Stated goal:
Output every entry exactly as written, but omit the pictures.

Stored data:

★ ★ ★

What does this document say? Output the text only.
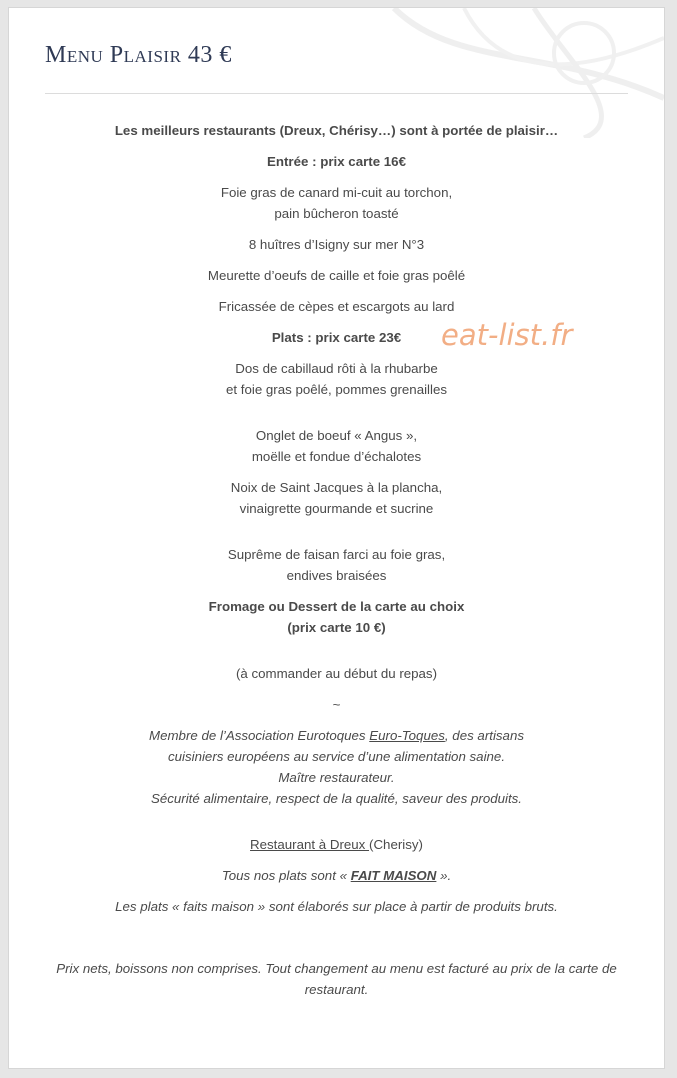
Menu Plaisir 43 €

Les meilleurs restaurants (Dreux, Chérisy…) sont à portée de plaisir…

Entrée : prix carte 16€

Foie gras de canard mi-cuit au torchon,

pain bûcheron toasté

8 huîtres d’Isigny sur mer N°3

Meurette d’oeufs de caille et foie gras poêlé

Fricassée de cèpes et escargots au lard

Plats : prix carte 23€

Dos de cabillaud rôti à la rhubarbe

et foie gras poêlé, pommes grenailles

Onglet de boeuf « Angus »,

moëlle et fondue d’échalotes

Noix de Saint Jacques à la plancha,

vinaigrette gourmande et sucrine

Suprême de faisan farci au foie gras,

endives braisées

Fromage ou Dessert de la carte au choix

(prix carte 10 €)

(à commander au début du repas)

~

Membre de l’Association Eurotoques Euro-Toques, des artisans

cuisiniers européens au service d’une alimentation saine.

Maître restaurateur.

Sécurité alimentaire, respect de la qualité, saveur des produits.

Restaurant à Dreux (Cherisy)

Tous nos plats sont « FAIT MAISON ».

Les plats « faits maison » sont élaborés sur place à partir de produits bruts.

Prix nets, boissons non comprises. Tout changement au menu est facturé au prix de la carte de

restaurant.

eat-list.fr
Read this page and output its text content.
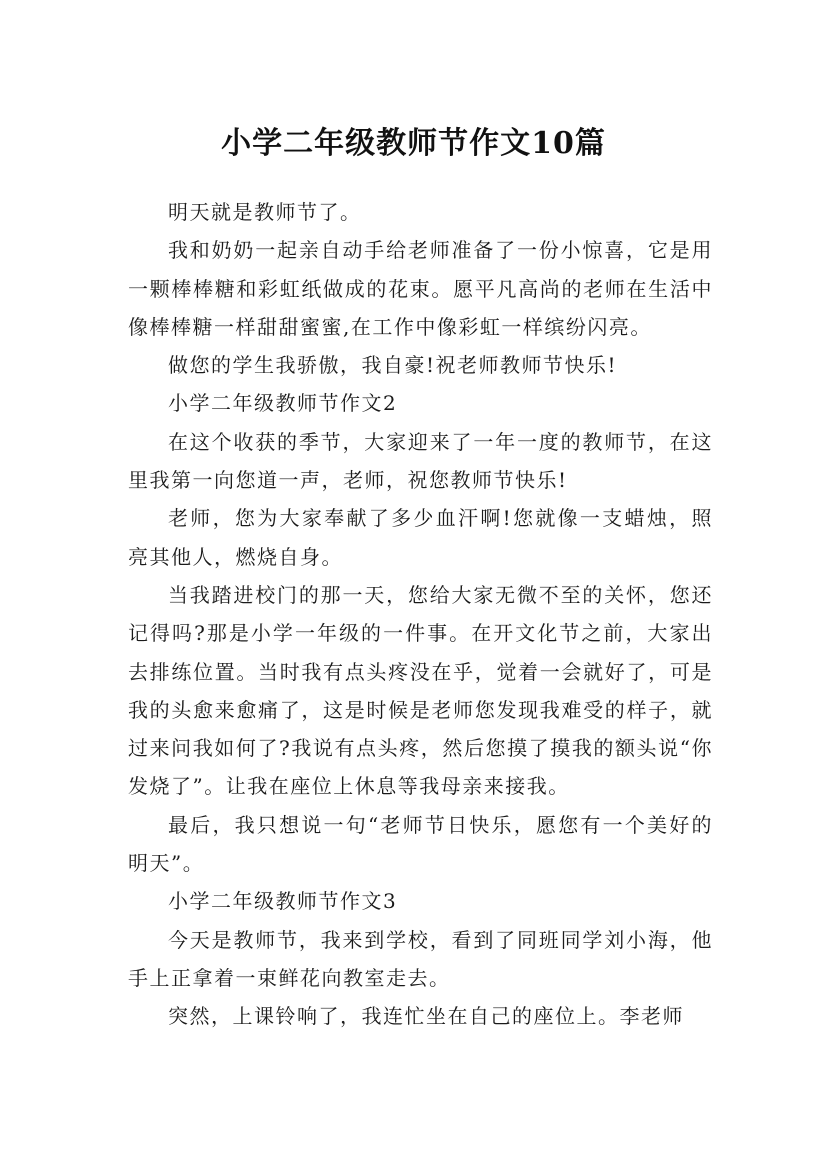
小学二年级教师节作文10篇

明天就是教师节了。

我和奶奶一起亲自动手给老师准备了一份小惊喜，它是用一颗棒棒糖和彩虹纸做成的花束。愿平凡高尚的老师在生活中像棒棒糖一样甜甜蜜蜜,在工作中像彩虹一样缤纷闪亮。

做您的学生我骄傲，我自豪!祝老师教师节快乐!

小学二年级教师节作文2

在这个收获的季节，大家迎来了一年一度的教师节，在这里我第一向您道一声，老师，祝您教师节快乐!

老师，您为大家奉献了多少血汗啊!您就像一支蜡烛，照亮其他人，燃烧自身。

当我踏进校门的那一天，您给大家无微不至的关怀，您还记得吗?那是小学一年级的一件事。在开文化节之前，大家出去排练位置。当时我有点头疼没在乎，觉着一会就好了，可是我的头愈来愈痛了，这是时候是老师您发现我难受的样子，就过来问我如何了?我说有点头疼，然后您摸了摸我的额头说“你发烧了”。让我在座位上休息等我母亲来接我。

最后，我只想说一句“老师节日快乐，愿您有一个美好的明天”。

小学二年级教师节作文3

今天是教师节，我来到学校，看到了同班同学刘小海，他手上正拿着一束鲜花向教室走去。

突然，上课铃响了，我连忙坐在自己的座位上。李老师
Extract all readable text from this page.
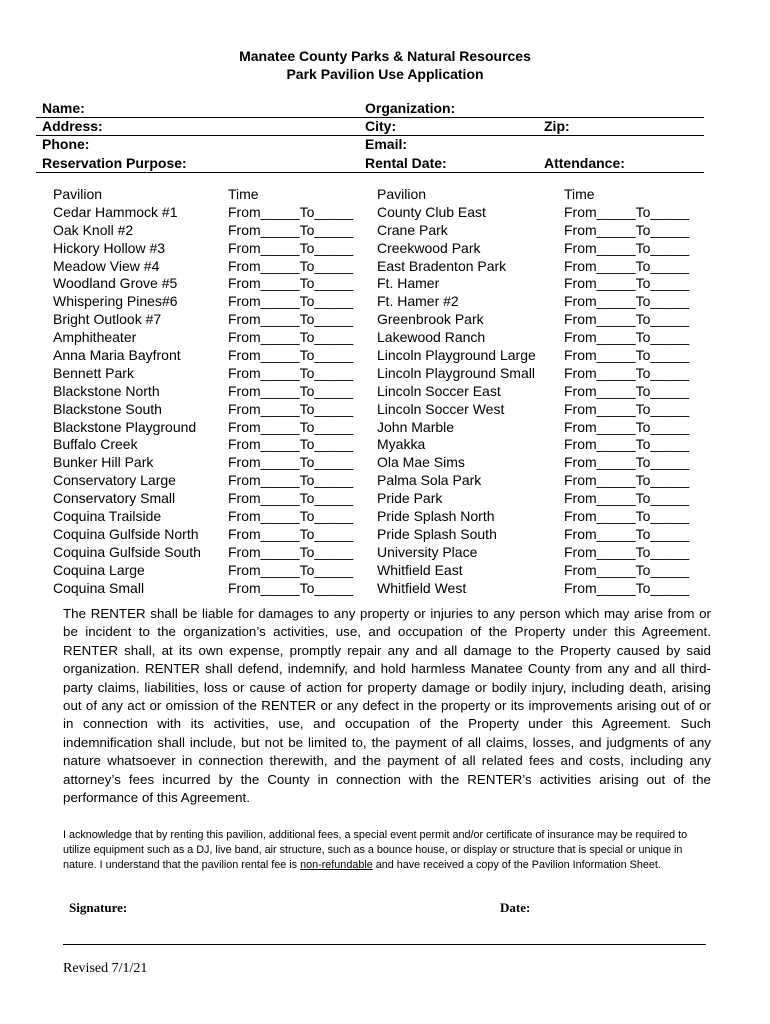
Manatee County Parks & Natural Resources
Park Pavilion Use Application
Name:	Organization:
Address:	City:	Zip:
Phone:	Email:
Reservation Purpose:	Rental Date:	Attendance:
Pavilion	Time
Cedar Hammock #1	From_____To_____
Oak Knoll #2	From_____To_____
Hickory Hollow #3	From_____To_____
Meadow View #4	From_____To_____
Woodland Grove #5	From_____To_____
Whispering Pines#6	From_____To_____
Bright Outlook #7	From_____To_____
Amphitheater	From_____To_____
Anna Maria Bayfront	From_____To_____
Bennett Park	From_____To_____
Blackstone North	From_____To_____
Blackstone South	From_____To_____
Blackstone Playground From_____To_____
Buffalo Creek	From_____To_____
Bunker Hill Park	From_____To_____
Conservatory Large	From_____To_____
Conservatory Small	From_____To_____
Coquina Trailside	From_____To_____
Coquina Gulfside North From_____To_____
Coquina Gulfside South From_____To_____
Coquina Large	From_____To_____
Coquina Small	From_____To_____
Pavilion	Time
County Club East	From_____To_____
Crane Park	From_____To_____
Creekwood Park	From_____To_____
East Bradenton Park	From_____To_____
Ft. Hamer	From_____To_____
Ft. Hamer #2	From_____To_____
Greenbrook Park	From_____To_____
Lakewood Ranch	From_____To_____
Lincoln Playground Large From_____To_____
Lincoln Playground Small From_____To_____
Lincoln Soccer East	From_____To_____
Lincoln Soccer West	From_____To_____
John Marble	From_____To_____
Myakka	From_____To_____
Ola Mae Sims	From_____To_____
Palma Sola Park	From_____To_____
Pride Park	From_____To_____
Pride Splash North	From_____To_____
Pride Splash South	From_____To_____
University Place	From_____To_____
Whitfield East	From_____To_____
Whitfield West	From_____To_____
The RENTER shall be liable for damages to any property or injuries to any person which may arise from or be incident to the organization’s activities, use, and occupation of the Property under this Agreement. RENTER shall, at its own expense, promptly repair any and all damage to the Property caused by said organization. RENTER shall defend, indemnify, and hold harmless Manatee County from any and all third-party claims, liabilities, loss or cause of action for property damage or bodily injury, including death, arising out of any act or omission of the RENTER or any defect in the property or its improvements arising out of or in connection with its activities, use, and occupation of the Property under this Agreement. Such indemnification shall include, but not be limited to, the payment of all claims, losses, and judgments of any nature whatsoever in connection therewith, and the payment of all related fees and costs, including any attorney’s fees incurred by the County in connection with the RENTER’s activities arising out of the performance of this Agreement.
I acknowledge that by renting this pavilion, additional fees, a special event permit and/or certificate of insurance may be required to utilize equipment such as a DJ, live band, air structure, such as a bounce house, or display or structure that is special or unique in nature. I understand that the pavilion rental fee is non-refundable and have received a copy of the Pavilion Information Sheet.
Signature:	Date:
Revised 7/1/21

★ ★ ★

Written answer:
What does this document say? Output the text only.
Menu Plaisir 43 €

Les meilleurs restaurants (Dreux, Chérisy…) sont à portée de plaisir…

Entrée : prix carte 16€

Foie gras de canard mi-cuit au torchon,

pain bûcheron toasté

8 huîtres d’Isigny sur mer N°3

Meurette d’oeufs de caille et foie gras poêlé

Fricassée de cèpes et escargots au lard

Plats : prix carte 23€

Dos de cabillaud rôti à la rhubarbe

et foie gras poêlé, pommes grenailles

Onglet de boeuf « Angus »,

moëlle et fondue d’échalotes

Noix de Saint Jacques à la plancha,

vinaigrette gourmande et sucrine

Suprême de faisan farci au foie gras,

endives braisées

Fromage ou Dessert de la carte au choix

(prix carte 10 €)

(à commander au début du repas)

~

Membre de l’Association Eurotoques Euro-Toques, des artisans

cuisiniers européens au service d’une alimentation saine.

Maître restaurateur.

Sécurité alimentaire, respect de la qualité, saveur des produits.

Restaurant à Dreux (Cherisy)

Tous nos plats sont « FAIT MAISON ».

Les plats « faits maison » sont élaborés sur place à partir de produits bruts.

Prix nets, boissons non comprises. Tout changement au menu est facturé au prix de la carte de

restaurant.

eat-list.fr
Read this page and output its text content.
小学二年级教师节作文10篇

明天就是教师节了。

我和奶奶一起亲自动手给老师准备了一份小惊喜，它是用一颗棒棒糖和彩虹纸做成的花束。愿平凡高尚的老师在生活中像棒棒糖一样甜甜蜜蜜,在工作中像彩虹一样缤纷闪亮。

做您的学生我骄傲，我自豪!祝老师教师节快乐!

小学二年级教师节作文2

在这个收获的季节，大家迎来了一年一度的教师节，在这里我第一向您道一声，老师，祝您教师节快乐!

老师，您为大家奉献了多少血汗啊!您就像一支蜡烛，照亮其他人，燃烧自身。

当我踏进校门的那一天，您给大家无微不至的关怀，您还记得吗?那是小学一年级的一件事。在开文化节之前，大家出去排练位置。当时我有点头疼没在乎，觉着一会就好了，可是我的头愈来愈痛了，这是时候是老师您发现我难受的样子，就过来问我如何了?我说有点头疼，然后您摸了摸我的额头说“你发烧了”。让我在座位上休息等我母亲来接我。

最后，我只想说一句“老师节日快乐，愿您有一个美好的明天”。

小学二年级教师节作文3

今天是教师节，我来到学校，看到了同班同学刘小海，他手上正拿着一束鲜花向教室走去。

突然，上课铃响了，我连忙坐在自己的座位上。李老师
Extract all readable text from this page.
Manatee County Parks & Natural Resources
Park Pavilion Use Application
Name:	Organization:
Address:	City:	Zip:
Phone:	Email:
Reservation Purpose:	Rental Date:	Attendance:
Pavilion	Time
Cedar Hammock #1	From_____To_____
Oak Knoll #2	From_____To_____
Hickory Hollow #3	From_____To_____
Meadow View #4	From_____To_____
Woodland Grove #5	From_____To_____
Whispering Pines#6	From_____To_____
Bright Outlook #7	From_____To_____
Amphitheater	From_____To_____
Anna Maria Bayfront	From_____To_____
Bennett Park	From_____To_____
Blackstone North	From_____To_____
Blackstone South	From_____To_____
Blackstone Playground From_____To_____
Buffalo Creek	From_____To_____
Bunker Hill Park	From_____To_____
Conservatory Large	From_____To_____
Conservatory Small	From_____To_____
Coquina Trailside	From_____To_____
Coquina Gulfside North From_____To_____
Coquina Gulfside South From_____To_____
Coquina Large	From_____To_____
Coquina Small	From_____To_____
Pavilion	Time
County Club East	From_____To_____
Crane Park	From_____To_____
Creekwood Park	From_____To_____
East Bradenton Park	From_____To_____
Ft. Hamer	From_____To_____
Ft. Hamer #2	From_____To_____
Greenbrook Park	From_____To_____
Lakewood Ranch	From_____To_____
Lincoln Playground Large From_____To_____
Lincoln Playground Small From_____To_____
Lincoln Soccer East	From_____To_____
Lincoln Soccer West	From_____To_____
John Marble	From_____To_____
Myakka	From_____To_____
Ola Mae Sims	From_____To_____
Palma Sola Park	From_____To_____
Pride Park	From_____To_____
Pride Splash North	From_____To_____
Pride Splash South	From_____To_____
University Place	From_____To_____
Whitfield East	From_____To_____
Whitfield West	From_____To_____
The RENTER shall be liable for damages to any property or injuries to any person which may arise from or be incident to the organization’s activities, use, and occupation of the Property under this Agreement. RENTER shall, at its own expense, promptly repair any and all damage to the Property caused by said organization. RENTER shall defend, indemnify, and hold harmless Manatee County from any and all third-party claims, liabilities, loss or cause of action for property damage or bodily injury, including death, arising out of any act or omission of the RENTER or any defect in the property or its improvements arising out of or in connection with its activities, use, and occupation of the Property under this Agreement. Such indemnification shall include, but not be limited to, the payment of all claims, losses, and judgments of any nature whatsoever in connection therewith, and the payment of all related fees and costs, including any attorney’s fees incurred by the County in connection with the RENTER’s activities arising out of the performance of this Agreement.
I acknowledge that by renting this pavilion, additional fees, a special event permit and/or certificate of insurance may be required to utilize equipment such as a DJ, live band, air structure, such as a bounce house, or display or structure that is special or unique in nature. I understand that the pavilion rental fee is non-refundable and have received a copy of the Pavilion Information Sheet.
Signature:	Date:
Revised 7/1/21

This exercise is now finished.